THE REQUEST —
Output every entry exactly, from the first line to the last.

+++ MATERIAL FOR THE TASK

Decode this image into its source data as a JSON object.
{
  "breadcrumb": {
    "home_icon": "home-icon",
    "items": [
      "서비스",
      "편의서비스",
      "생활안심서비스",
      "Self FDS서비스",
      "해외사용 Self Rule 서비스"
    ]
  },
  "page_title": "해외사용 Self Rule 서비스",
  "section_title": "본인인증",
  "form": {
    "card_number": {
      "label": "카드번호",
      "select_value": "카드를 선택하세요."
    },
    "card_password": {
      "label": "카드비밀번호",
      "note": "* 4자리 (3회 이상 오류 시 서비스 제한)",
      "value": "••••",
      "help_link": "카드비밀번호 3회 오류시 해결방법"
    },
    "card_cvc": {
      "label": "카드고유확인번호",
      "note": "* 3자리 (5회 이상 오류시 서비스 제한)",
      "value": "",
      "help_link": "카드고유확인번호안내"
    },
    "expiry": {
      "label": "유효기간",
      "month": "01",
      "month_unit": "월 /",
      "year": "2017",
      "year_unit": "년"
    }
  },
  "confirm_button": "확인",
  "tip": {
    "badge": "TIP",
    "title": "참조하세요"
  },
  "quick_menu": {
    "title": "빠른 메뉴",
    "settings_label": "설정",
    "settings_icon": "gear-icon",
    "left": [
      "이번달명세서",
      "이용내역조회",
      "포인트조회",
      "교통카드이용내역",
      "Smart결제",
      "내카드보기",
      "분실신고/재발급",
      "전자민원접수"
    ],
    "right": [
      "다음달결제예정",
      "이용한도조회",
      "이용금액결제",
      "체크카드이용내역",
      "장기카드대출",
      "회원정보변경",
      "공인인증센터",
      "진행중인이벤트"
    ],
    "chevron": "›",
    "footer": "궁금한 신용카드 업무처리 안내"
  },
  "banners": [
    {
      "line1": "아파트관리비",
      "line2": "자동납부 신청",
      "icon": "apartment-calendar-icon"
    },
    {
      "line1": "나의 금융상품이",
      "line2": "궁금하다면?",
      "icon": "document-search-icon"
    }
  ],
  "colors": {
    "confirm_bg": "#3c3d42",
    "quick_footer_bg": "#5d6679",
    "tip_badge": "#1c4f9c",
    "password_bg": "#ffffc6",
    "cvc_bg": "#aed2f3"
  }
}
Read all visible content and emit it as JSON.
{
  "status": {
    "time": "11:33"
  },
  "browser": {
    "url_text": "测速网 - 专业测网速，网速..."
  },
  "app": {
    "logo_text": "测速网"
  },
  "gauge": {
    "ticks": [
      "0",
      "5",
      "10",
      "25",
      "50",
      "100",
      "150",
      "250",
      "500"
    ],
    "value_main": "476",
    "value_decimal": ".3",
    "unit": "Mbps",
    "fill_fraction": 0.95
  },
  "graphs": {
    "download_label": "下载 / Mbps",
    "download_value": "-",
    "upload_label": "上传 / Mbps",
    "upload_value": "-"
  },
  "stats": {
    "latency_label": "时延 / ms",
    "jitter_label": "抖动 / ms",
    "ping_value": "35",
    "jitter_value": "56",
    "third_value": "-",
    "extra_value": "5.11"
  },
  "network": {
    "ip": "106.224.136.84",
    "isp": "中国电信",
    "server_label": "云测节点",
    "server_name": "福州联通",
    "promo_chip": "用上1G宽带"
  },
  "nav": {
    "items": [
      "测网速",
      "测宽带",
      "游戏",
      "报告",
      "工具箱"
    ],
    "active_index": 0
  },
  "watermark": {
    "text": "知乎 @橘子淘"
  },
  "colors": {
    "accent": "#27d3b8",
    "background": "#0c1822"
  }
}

++++++

OUTPUT FOR THIS EXERCISE —
Decode this image into its source data as a JSON object.
{
  "breadcrumb": {
    "home_icon": "home-icon",
    "items": [
      "서비스",
      "편의서비스",
      "생활안심서비스",
      "Self FDS서비스",
      "해외사용 Self Rule 서비스"
    ]
  },
  "page_title": "해외사용 Self Rule 서비스",
  "section_title": "본인인증",
  "form": {
    "card_number": {
      "label": "카드번호",
      "select_value": "카드를 선택하세요."
    },
    "card_password": {
      "label": "카드비밀번호",
      "note": "* 4자리 (3회 이상 오류 시 서비스 제한)",
      "value": "••••",
      "help_link": "카드비밀번호 3회 오류시 해결방법"
    },
    "card_cvc": {
      "label": "카드고유확인번호",
      "note": "* 3자리 (5회 이상 오류시 서비스 제한)",
      "value": "",
      "help_link": "카드고유확인번호안내"
    },
    "expiry": {
      "label": "유효기간",
      "month": "01",
      "month_unit": "월 /",
      "year": "2017",
      "year_unit": "년"
    }
  },
  "confirm_button": "확인",
  "tip": {
    "badge": "TIP",
    "title": "참조하세요"
  },
  "quick_menu": {
    "title": "빠른 메뉴",
    "settings_label": "설정",
    "settings_icon": "gear-icon",
    "left": [
      "이번달명세서",
      "이용내역조회",
      "포인트조회",
      "교통카드이용내역",
      "Smart결제",
      "내카드보기",
      "분실신고/재발급",
      "전자민원접수"
    ],
    "right": [
      "다음달결제예정",
      "이용한도조회",
      "이용금액결제",
      "체크카드이용내역",
      "장기카드대출",
      "회원정보변경",
      "공인인증센터",
      "진행중인이벤트"
    ],
    "chevron": "›",
    "footer": "궁금한 신용카드 업무처리 안내"
  },
  "banners": [
    {
      "line1": "아파트관리비",
      "line2": "자동납부 신청",
      "icon": "apartment-calendar-icon"
    },
    {
      "line1": "나의 금융상품이",
      "line2": "궁금하다면?",
      "icon": "document-search-icon"
    }
  ],
  "colors": {
    "confirm_bg": "#3c3d42",
    "quick_footer_bg": "#5d6679",
    "tip_badge": "#1c4f9c",
    "password_bg": "#ffffc6",
    "cvc_bg": "#aed2f3"
  }
}
Read all visible content and emit it as JSON.
{
  "status": {
    "time": "11:33"
  },
  "browser": {
    "url_text": "测速网 - 专业测网速，网速..."
  },
  "app": {
    "logo_text": "测速网"
  },
  "gauge": {
    "ticks": [
      "0",
      "5",
      "10",
      "25",
      "50",
      "100",
      "150",
      "250",
      "500"
    ],
    "value_main": "476",
    "value_decimal": ".3",
    "unit": "Mbps",
    "fill_fraction": 0.95
  },
  "graphs": {
    "download_label": "下载 / Mbps",
    "download_value": "-",
    "upload_label": "上传 / Mbps",
    "upload_value": "-"
  },
  "stats": {
    "latency_label": "时延 / ms",
    "jitter_label": "抖动 / ms",
    "ping_value": "35",
    "jitter_value": "56",
    "third_value": "-",
    "extra_value": "5.11"
  },
  "network": {
    "ip": "106.224.136.84",
    "isp": "中国电信",
    "server_label": "云测节点",
    "server_name": "福州联通",
    "promo_chip": "用上1G宽带"
  },
  "nav": {
    "items": [
      "测网速",
      "测宽带",
      "游戏",
      "报告",
      "工具箱"
    ],
    "active_index": 0
  },
  "watermark": {
    "text": "知乎 @橘子淘"
  },
  "colors": {
    "accent": "#27d3b8",
    "background": "#0c1822"
  }
}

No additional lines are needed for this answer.